- [What is being asked]
The records that follow are to be repeated without alteration.

- [Data to process]
[BEGIN]

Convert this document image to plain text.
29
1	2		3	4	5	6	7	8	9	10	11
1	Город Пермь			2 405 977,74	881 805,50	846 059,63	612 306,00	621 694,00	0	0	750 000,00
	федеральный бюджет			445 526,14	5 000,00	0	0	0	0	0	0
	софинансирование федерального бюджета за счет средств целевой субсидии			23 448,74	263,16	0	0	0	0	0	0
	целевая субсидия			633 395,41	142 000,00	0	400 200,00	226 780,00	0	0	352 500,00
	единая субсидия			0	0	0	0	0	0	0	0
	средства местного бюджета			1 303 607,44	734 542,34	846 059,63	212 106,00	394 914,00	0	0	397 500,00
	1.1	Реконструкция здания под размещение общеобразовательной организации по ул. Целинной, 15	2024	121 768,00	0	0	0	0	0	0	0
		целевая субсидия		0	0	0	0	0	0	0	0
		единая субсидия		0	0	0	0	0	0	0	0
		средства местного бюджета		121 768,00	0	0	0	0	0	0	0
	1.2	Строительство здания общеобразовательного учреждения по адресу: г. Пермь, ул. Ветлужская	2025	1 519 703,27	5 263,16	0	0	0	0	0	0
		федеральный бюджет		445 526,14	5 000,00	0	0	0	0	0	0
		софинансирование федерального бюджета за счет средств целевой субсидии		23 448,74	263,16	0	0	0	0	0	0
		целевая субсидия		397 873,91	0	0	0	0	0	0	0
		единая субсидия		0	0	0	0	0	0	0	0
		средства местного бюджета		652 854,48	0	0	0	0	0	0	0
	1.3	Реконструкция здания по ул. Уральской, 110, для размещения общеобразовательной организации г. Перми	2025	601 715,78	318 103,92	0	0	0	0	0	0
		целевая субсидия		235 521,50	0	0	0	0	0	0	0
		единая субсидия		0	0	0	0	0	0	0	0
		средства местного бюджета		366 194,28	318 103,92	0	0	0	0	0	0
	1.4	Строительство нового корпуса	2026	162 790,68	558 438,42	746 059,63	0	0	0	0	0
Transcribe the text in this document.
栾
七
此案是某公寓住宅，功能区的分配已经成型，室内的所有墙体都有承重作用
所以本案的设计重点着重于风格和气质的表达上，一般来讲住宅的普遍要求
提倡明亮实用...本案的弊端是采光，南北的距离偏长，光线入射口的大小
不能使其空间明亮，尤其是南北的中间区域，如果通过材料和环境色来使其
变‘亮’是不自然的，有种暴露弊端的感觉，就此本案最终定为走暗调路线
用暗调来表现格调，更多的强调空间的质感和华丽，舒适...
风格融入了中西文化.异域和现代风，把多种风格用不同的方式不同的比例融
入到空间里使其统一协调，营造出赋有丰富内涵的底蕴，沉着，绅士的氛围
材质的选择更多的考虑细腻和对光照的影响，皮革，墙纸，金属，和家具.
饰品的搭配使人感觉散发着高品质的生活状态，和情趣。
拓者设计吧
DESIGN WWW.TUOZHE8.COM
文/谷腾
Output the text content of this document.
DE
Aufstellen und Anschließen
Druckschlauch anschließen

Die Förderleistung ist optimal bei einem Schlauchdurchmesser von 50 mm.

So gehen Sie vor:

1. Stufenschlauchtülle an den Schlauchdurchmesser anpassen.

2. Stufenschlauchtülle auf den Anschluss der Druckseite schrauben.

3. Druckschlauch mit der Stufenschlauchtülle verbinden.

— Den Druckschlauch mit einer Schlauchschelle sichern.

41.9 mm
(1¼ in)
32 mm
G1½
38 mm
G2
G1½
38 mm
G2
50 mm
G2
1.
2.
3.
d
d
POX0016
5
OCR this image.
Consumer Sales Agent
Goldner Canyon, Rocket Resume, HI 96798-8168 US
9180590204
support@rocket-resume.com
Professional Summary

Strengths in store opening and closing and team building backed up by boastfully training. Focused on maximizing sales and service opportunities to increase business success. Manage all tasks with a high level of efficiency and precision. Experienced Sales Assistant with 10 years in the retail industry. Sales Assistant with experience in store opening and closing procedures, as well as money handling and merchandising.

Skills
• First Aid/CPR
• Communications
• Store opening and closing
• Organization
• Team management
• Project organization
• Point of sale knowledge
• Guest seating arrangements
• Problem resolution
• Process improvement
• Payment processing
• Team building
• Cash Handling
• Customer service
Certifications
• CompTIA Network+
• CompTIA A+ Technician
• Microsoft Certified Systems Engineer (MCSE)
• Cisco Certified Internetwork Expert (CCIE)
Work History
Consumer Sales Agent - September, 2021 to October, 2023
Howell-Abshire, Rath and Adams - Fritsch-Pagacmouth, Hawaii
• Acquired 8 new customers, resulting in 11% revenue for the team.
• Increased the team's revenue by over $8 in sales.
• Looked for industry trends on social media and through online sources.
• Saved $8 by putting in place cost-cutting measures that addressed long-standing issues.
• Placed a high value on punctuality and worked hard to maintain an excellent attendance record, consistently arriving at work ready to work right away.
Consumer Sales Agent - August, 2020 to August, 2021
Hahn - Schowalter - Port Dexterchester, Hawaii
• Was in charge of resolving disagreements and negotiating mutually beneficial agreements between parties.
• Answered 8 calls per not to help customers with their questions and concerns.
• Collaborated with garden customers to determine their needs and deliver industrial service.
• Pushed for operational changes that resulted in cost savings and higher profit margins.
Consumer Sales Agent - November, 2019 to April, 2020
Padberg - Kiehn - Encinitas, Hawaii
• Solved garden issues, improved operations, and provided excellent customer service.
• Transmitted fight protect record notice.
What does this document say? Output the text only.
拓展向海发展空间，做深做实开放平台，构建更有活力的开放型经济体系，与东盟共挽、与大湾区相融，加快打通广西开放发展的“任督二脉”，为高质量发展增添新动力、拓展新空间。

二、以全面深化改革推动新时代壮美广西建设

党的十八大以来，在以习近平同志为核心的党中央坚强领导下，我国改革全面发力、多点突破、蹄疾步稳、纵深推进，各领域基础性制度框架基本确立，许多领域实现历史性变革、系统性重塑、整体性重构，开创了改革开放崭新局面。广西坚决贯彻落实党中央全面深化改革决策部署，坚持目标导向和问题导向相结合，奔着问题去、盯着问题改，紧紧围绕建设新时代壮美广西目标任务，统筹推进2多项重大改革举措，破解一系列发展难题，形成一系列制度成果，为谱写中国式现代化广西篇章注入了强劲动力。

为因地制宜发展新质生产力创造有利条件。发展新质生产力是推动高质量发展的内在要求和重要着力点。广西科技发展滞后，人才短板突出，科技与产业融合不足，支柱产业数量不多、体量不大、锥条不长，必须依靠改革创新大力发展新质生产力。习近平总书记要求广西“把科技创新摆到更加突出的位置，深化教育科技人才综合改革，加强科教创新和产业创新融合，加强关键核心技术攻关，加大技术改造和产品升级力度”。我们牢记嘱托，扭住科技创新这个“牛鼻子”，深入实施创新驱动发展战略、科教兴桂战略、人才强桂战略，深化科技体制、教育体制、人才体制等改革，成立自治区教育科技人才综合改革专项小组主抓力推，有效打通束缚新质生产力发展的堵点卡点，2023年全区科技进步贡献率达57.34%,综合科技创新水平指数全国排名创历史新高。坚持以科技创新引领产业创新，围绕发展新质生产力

[END]

- [Expected answer]
Convert this document image to plain text.
29
1	2		3	4	5	6	7	8	9	10	11
1	Город Пермь			2 405 977,74	881 805,50	846 059,63	612 306,00	621 694,00	0	0	750 000,00
	федеральный бюджет			445 526,14	5 000,00	0	0	0	0	0	0
	софинансирование федерального бюджета за счет средств целевой субсидии			23 448,74	263,16	0	0	0	0	0	0
	целевая субсидия			633 395,41	142 000,00	0	400 200,00	226 780,00	0	0	352 500,00
	единая субсидия			0	0	0	0	0	0	0	0
	средства местного бюджета			1 303 607,44	734 542,34	846 059,63	212 106,00	394 914,00	0	0	397 500,00
	1.1	Реконструкция здания под размещение общеобразовательной организации по ул. Целинной, 15	2024	121 768,00	0	0	0	0	0	0	0
		целевая субсидия		0	0	0	0	0	0	0	0
		единая субсидия		0	0	0	0	0	0	0	0
		средства местного бюджета		121 768,00	0	0	0	0	0	0	0
	1.2	Строительство здания общеобразовательного учреждения по адресу: г. Пермь, ул. Ветлужская	2025	1 519 703,27	5 263,16	0	0	0	0	0	0
		федеральный бюджет		445 526,14	5 000,00	0	0	0	0	0	0
		софинансирование федерального бюджета за счет средств целевой субсидии		23 448,74	263,16	0	0	0	0	0	0
		целевая субсидия		397 873,91	0	0	0	0	0	0	0
		единая субсидия		0	0	0	0	0	0	0	0
		средства местного бюджета		652 854,48	0	0	0	0	0	0	0
	1.3	Реконструкция здания по ул. Уральской, 110, для размещения общеобразовательной организации г. Перми	2025	601 715,78	318 103,92	0	0	0	0	0	0
		целевая субсидия		235 521,50	0	0	0	0	0	0	0
		единая субсидия		0	0	0	0	0	0	0	0
		средства местного бюджета		366 194,28	318 103,92	0	0	0	0	0	0
	1.4	Строительство нового корпуса	2026	162 790,68	558 438,42	746 059,63	0	0	0	0	0
Transcribe the text in this document.
栾
七
此案是某公寓住宅，功能区的分配已经成型，室内的所有墙体都有承重作用
所以本案的设计重点着重于风格和气质的表达上，一般来讲住宅的普遍要求
提倡明亮实用...本案的弊端是采光，南北的距离偏长，光线入射口的大小
不能使其空间明亮，尤其是南北的中间区域，如果通过材料和环境色来使其
变‘亮’是不自然的，有种暴露弊端的感觉，就此本案最终定为走暗调路线
用暗调来表现格调，更多的强调空间的质感和华丽，舒适...
风格融入了中西文化.异域和现代风，把多种风格用不同的方式不同的比例融
入到空间里使其统一协调，营造出赋有丰富内涵的底蕴，沉着，绅士的氛围
材质的选择更多的考虑细腻和对光照的影响，皮革，墙纸，金属，和家具.
饰品的搭配使人感觉散发着高品质的生活状态，和情趣。
拓者设计吧
DESIGN WWW.TUOZHE8.COM
文/谷腾
Output the text content of this document.
DE
Aufstellen und Anschließen
Druckschlauch anschließen

Die Förderleistung ist optimal bei einem Schlauchdurchmesser von 50 mm.

So gehen Sie vor:

1. Stufenschlauchtülle an den Schlauchdurchmesser anpassen.

2. Stufenschlauchtülle auf den Anschluss der Druckseite schrauben.

3. Druckschlauch mit der Stufenschlauchtülle verbinden.

— Den Druckschlauch mit einer Schlauchschelle sichern.

41.9 mm
(1¼ in)
32 mm
G1½
38 mm
G2
G1½
38 mm
G2
50 mm
G2
1.
2.
3.
d
d
POX0016
5
OCR this image.
Consumer Sales Agent
Goldner Canyon, Rocket Resume, HI 96798-8168 US
9180590204
support@rocket-resume.com
Professional Summary

Strengths in store opening and closing and team building backed up by boastfully training. Focused on maximizing sales and service opportunities to increase business success. Manage all tasks with a high level of efficiency and precision. Experienced Sales Assistant with 10 years in the retail industry. Sales Assistant with experience in store opening and closing procedures, as well as money handling and merchandising.

Skills
• First Aid/CPR
• Communications
• Store opening and closing
• Organization
• Team management
• Project organization
• Point of sale knowledge
• Guest seating arrangements
• Problem resolution
• Process improvement
• Payment processing
• Team building
• Cash Handling
• Customer service
Certifications
• CompTIA Network+
• CompTIA A+ Technician
• Microsoft Certified Systems Engineer (MCSE)
• Cisco Certified Internetwork Expert (CCIE)
Work History
Consumer Sales Agent - September, 2021 to October, 2023
Howell-Abshire, Rath and Adams - Fritsch-Pagacmouth, Hawaii
• Acquired 8 new customers, resulting in 11% revenue for the team.
• Increased the team's revenue by over $8 in sales.
• Looked for industry trends on social media and through online sources.
• Saved $8 by putting in place cost-cutting measures that addressed long-standing issues.
• Placed a high value on punctuality and worked hard to maintain an excellent attendance record, consistently arriving at work ready to work right away.
Consumer Sales Agent - August, 2020 to August, 2021
Hahn - Schowalter - Port Dexterchester, Hawaii
• Was in charge of resolving disagreements and negotiating mutually beneficial agreements between parties.
• Answered 8 calls per not to help customers with their questions and concerns.
• Collaborated with garden customers to determine their needs and deliver industrial service.
• Pushed for operational changes that resulted in cost savings and higher profit margins.
Consumer Sales Agent - November, 2019 to April, 2020
Padberg - Kiehn - Encinitas, Hawaii
• Solved garden issues, improved operations, and provided excellent customer service.
• Transmitted fight protect record notice.
What does this document say? Output the text only.
拓展向海发展空间，做深做实开放平台，构建更有活力的开放型经济体系，与东盟共挽、与大湾区相融，加快打通广西开放发展的“任督二脉”，为高质量发展增添新动力、拓展新空间。

二、以全面深化改革推动新时代壮美广西建设

党的十八大以来，在以习近平同志为核心的党中央坚强领导下，我国改革全面发力、多点突破、蹄疾步稳、纵深推进，各领域基础性制度框架基本确立，许多领域实现历史性变革、系统性重塑、整体性重构，开创了改革开放崭新局面。广西坚决贯彻落实党中央全面深化改革决策部署，坚持目标导向和问题导向相结合，奔着问题去、盯着问题改，紧紧围绕建设新时代壮美广西目标任务，统筹推进2多项重大改革举措，破解一系列发展难题，形成一系列制度成果，为谱写中国式现代化广西篇章注入了强劲动力。

为因地制宜发展新质生产力创造有利条件。发展新质生产力是推动高质量发展的内在要求和重要着力点。广西科技发展滞后，人才短板突出，科技与产业融合不足，支柱产业数量不多、体量不大、锥条不长，必须依靠改革创新大力发展新质生产力。习近平总书记要求广西“把科技创新摆到更加突出的位置，深化教育科技人才综合改革，加强科教创新和产业创新融合，加强关键核心技术攻关，加大技术改造和产品升级力度”。我们牢记嘱托，扭住科技创新这个“牛鼻子”，深入实施创新驱动发展战略、科教兴桂战略、人才强桂战略，深化科技体制、教育体制、人才体制等改革，成立自治区教育科技人才综合改革专项小组主抓力推，有效打通束缚新质生产力发展的堵点卡点，2023年全区科技进步贡献率达57.34%,综合科技创新水平指数全国排名创历史新高。坚持以科技创新引领产业创新，围绕发展新质生产力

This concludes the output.